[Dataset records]
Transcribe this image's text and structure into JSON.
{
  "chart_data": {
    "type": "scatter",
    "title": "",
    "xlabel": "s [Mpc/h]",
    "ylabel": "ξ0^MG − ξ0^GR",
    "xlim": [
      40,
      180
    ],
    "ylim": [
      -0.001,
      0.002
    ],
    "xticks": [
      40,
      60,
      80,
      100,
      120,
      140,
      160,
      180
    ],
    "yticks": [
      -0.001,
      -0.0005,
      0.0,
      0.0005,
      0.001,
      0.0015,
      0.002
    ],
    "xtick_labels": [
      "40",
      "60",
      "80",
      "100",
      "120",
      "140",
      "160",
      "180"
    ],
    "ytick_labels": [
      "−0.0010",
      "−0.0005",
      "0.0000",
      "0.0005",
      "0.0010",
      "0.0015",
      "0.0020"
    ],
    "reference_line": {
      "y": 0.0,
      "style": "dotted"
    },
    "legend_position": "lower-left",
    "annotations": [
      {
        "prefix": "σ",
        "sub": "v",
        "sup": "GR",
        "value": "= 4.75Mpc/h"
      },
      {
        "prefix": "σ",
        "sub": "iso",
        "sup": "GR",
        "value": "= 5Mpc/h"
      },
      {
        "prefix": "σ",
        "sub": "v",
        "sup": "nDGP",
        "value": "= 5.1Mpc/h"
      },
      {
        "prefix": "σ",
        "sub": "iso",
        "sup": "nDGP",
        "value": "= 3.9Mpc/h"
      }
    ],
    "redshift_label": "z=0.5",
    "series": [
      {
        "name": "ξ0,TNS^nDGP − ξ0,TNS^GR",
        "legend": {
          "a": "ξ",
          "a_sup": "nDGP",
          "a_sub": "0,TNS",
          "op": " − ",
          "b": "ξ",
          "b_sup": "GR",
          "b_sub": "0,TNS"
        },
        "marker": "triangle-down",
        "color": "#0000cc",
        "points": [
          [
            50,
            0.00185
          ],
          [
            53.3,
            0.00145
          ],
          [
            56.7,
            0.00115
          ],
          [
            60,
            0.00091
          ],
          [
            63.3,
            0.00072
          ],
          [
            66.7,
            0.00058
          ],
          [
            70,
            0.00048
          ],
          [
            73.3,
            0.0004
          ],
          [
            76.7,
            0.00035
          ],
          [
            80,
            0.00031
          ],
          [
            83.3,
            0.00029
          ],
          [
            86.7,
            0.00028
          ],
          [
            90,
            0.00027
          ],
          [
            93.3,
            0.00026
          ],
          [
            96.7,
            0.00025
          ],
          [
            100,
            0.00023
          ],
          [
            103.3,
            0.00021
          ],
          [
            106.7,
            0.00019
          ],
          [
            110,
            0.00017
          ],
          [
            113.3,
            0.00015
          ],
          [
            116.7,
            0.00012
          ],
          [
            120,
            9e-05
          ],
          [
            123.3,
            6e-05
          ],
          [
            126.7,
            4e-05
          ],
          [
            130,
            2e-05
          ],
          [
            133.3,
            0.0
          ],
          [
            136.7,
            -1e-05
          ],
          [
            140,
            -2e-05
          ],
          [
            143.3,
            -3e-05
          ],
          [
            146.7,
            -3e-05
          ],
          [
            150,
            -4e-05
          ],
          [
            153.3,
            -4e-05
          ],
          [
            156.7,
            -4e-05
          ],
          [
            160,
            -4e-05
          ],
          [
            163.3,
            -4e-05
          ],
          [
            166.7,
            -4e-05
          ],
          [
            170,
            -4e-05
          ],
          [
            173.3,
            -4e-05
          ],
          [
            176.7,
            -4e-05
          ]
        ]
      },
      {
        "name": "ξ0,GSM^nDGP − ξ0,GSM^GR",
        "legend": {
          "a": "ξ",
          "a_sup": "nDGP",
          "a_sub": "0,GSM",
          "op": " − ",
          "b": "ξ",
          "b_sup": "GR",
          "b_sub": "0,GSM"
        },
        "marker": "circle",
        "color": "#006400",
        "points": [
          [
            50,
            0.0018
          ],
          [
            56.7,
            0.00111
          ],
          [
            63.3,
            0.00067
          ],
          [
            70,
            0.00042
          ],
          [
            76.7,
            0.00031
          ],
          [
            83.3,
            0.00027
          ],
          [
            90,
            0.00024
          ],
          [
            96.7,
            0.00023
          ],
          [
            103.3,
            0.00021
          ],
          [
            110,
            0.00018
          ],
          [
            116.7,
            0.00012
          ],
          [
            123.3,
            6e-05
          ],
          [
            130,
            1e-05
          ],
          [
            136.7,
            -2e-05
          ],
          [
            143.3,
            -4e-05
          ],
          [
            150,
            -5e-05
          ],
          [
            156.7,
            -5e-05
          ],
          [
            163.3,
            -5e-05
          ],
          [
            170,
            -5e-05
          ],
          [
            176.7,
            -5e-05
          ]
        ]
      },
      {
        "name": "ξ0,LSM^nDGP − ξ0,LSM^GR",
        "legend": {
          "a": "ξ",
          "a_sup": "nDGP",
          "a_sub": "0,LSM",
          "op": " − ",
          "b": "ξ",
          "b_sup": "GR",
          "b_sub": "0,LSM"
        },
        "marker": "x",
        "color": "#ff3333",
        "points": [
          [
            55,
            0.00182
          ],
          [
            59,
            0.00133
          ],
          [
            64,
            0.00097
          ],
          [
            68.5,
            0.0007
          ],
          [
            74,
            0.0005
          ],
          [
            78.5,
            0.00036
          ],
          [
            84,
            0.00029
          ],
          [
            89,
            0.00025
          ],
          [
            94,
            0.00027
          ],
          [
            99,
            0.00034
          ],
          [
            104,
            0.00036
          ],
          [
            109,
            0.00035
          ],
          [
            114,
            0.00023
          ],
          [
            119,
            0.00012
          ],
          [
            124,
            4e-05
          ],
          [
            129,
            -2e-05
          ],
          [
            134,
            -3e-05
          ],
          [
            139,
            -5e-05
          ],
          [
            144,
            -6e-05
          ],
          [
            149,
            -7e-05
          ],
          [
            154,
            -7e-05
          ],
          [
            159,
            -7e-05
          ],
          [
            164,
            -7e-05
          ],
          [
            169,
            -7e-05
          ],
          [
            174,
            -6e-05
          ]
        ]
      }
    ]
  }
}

WORK TO COMPLETE:
Could you quote the material above in full, exactly as it stands?

FINISHED TASK:
Transcribe this image's text and structure into JSON.
{
  "chart_data": {
    "type": "scatter",
    "title": "",
    "xlabel": "s [Mpc/h]",
    "ylabel": "ξ0^MG − ξ0^GR",
    "xlim": [
      40,
      180
    ],
    "ylim": [
      -0.001,
      0.002
    ],
    "xticks": [
      40,
      60,
      80,
      100,
      120,
      140,
      160,
      180
    ],
    "yticks": [
      -0.001,
      -0.0005,
      0.0,
      0.0005,
      0.001,
      0.0015,
      0.002
    ],
    "xtick_labels": [
      "40",
      "60",
      "80",
      "100",
      "120",
      "140",
      "160",
      "180"
    ],
    "ytick_labels": [
      "−0.0010",
      "−0.0005",
      "0.0000",
      "0.0005",
      "0.0010",
      "0.0015",
      "0.0020"
    ],
    "reference_line": {
      "y": 0.0,
      "style": "dotted"
    },
    "legend_position": "lower-left",
    "annotations": [
      {
        "prefix": "σ",
        "sub": "v",
        "sup": "GR",
        "value": "= 4.75Mpc/h"
      },
      {
        "prefix": "σ",
        "sub": "iso",
        "sup": "GR",
        "value": "= 5Mpc/h"
      },
      {
        "prefix": "σ",
        "sub": "v",
        "sup": "nDGP",
        "value": "= 5.1Mpc/h"
      },
      {
        "prefix": "σ",
        "sub": "iso",
        "sup": "nDGP",
        "value": "= 3.9Mpc/h"
      }
    ],
    "redshift_label": "z=0.5",
    "series": [
      {
        "name": "ξ0,TNS^nDGP − ξ0,TNS^GR",
        "legend": {
          "a": "ξ",
          "a_sup": "nDGP",
          "a_sub": "0,TNS",
          "op": " − ",
          "b": "ξ",
          "b_sup": "GR",
          "b_sub": "0,TNS"
        },
        "marker": "triangle-down",
        "color": "#0000cc",
        "points": [
          [
            50,
            0.00185
          ],
          [
            53.3,
            0.00145
          ],
          [
            56.7,
            0.00115
          ],
          [
            60,
            0.00091
          ],
          [
            63.3,
            0.00072
          ],
          [
            66.7,
            0.00058
          ],
          [
            70,
            0.00048
          ],
          [
            73.3,
            0.0004
          ],
          [
            76.7,
            0.00035
          ],
          [
            80,
            0.00031
          ],
          [
            83.3,
            0.00029
          ],
          [
            86.7,
            0.00028
          ],
          [
            90,
            0.00027
          ],
          [
            93.3,
            0.00026
          ],
          [
            96.7,
            0.00025
          ],
          [
            100,
            0.00023
          ],
          [
            103.3,
            0.00021
          ],
          [
            106.7,
            0.00019
          ],
          [
            110,
            0.00017
          ],
          [
            113.3,
            0.00015
          ],
          [
            116.7,
            0.00012
          ],
          [
            120,
            9e-05
          ],
          [
            123.3,
            6e-05
          ],
          [
            126.7,
            4e-05
          ],
          [
            130,
            2e-05
          ],
          [
            133.3,
            0.0
          ],
          [
            136.7,
            -1e-05
          ],
          [
            140,
            -2e-05
          ],
          [
            143.3,
            -3e-05
          ],
          [
            146.7,
            -3e-05
          ],
          [
            150,
            -4e-05
          ],
          [
            153.3,
            -4e-05
          ],
          [
            156.7,
            -4e-05
          ],
          [
            160,
            -4e-05
          ],
          [
            163.3,
            -4e-05
          ],
          [
            166.7,
            -4e-05
          ],
          [
            170,
            -4e-05
          ],
          [
            173.3,
            -4e-05
          ],
          [
            176.7,
            -4e-05
          ]
        ]
      },
      {
        "name": "ξ0,GSM^nDGP − ξ0,GSM^GR",
        "legend": {
          "a": "ξ",
          "a_sup": "nDGP",
          "a_sub": "0,GSM",
          "op": " − ",
          "b": "ξ",
          "b_sup": "GR",
          "b_sub": "0,GSM"
        },
        "marker": "circle",
        "color": "#006400",
        "points": [
          [
            50,
            0.0018
          ],
          [
            56.7,
            0.00111
          ],
          [
            63.3,
            0.00067
          ],
          [
            70,
            0.00042
          ],
          [
            76.7,
            0.00031
          ],
          [
            83.3,
            0.00027
          ],
          [
            90,
            0.00024
          ],
          [
            96.7,
            0.00023
          ],
          [
            103.3,
            0.00021
          ],
          [
            110,
            0.00018
          ],
          [
            116.7,
            0.00012
          ],
          [
            123.3,
            6e-05
          ],
          [
            130,
            1e-05
          ],
          [
            136.7,
            -2e-05
          ],
          [
            143.3,
            -4e-05
          ],
          [
            150,
            -5e-05
          ],
          [
            156.7,
            -5e-05
          ],
          [
            163.3,
            -5e-05
          ],
          [
            170,
            -5e-05
          ],
          [
            176.7,
            -5e-05
          ]
        ]
      },
      {
        "name": "ξ0,LSM^nDGP − ξ0,LSM^GR",
        "legend": {
          "a": "ξ",
          "a_sup": "nDGP",
          "a_sub": "0,LSM",
          "op": " − ",
          "b": "ξ",
          "b_sup": "GR",
          "b_sub": "0,LSM"
        },
        "marker": "x",
        "color": "#ff3333",
        "points": [
          [
            55,
            0.00182
          ],
          [
            59,
            0.00133
          ],
          [
            64,
            0.00097
          ],
          [
            68.5,
            0.0007
          ],
          [
            74,
            0.0005
          ],
          [
            78.5,
            0.00036
          ],
          [
            84,
            0.00029
          ],
          [
            89,
            0.00025
          ],
          [
            94,
            0.00027
          ],
          [
            99,
            0.00034
          ],
          [
            104,
            0.00036
          ],
          [
            109,
            0.00035
          ],
          [
            114,
            0.00023
          ],
          [
            119,
            0.00012
          ],
          [
            124,
            4e-05
          ],
          [
            129,
            -2e-05
          ],
          [
            134,
            -3e-05
          ],
          [
            139,
            -5e-05
          ],
          [
            144,
            -6e-05
          ],
          [
            149,
            -7e-05
          ],
          [
            154,
            -7e-05
          ],
          [
            159,
            -7e-05
          ],
          [
            164,
            -7e-05
          ],
          [
            169,
            -7e-05
          ],
          [
            174,
            -6e-05
          ]
        ]
      }
    ]
  }
}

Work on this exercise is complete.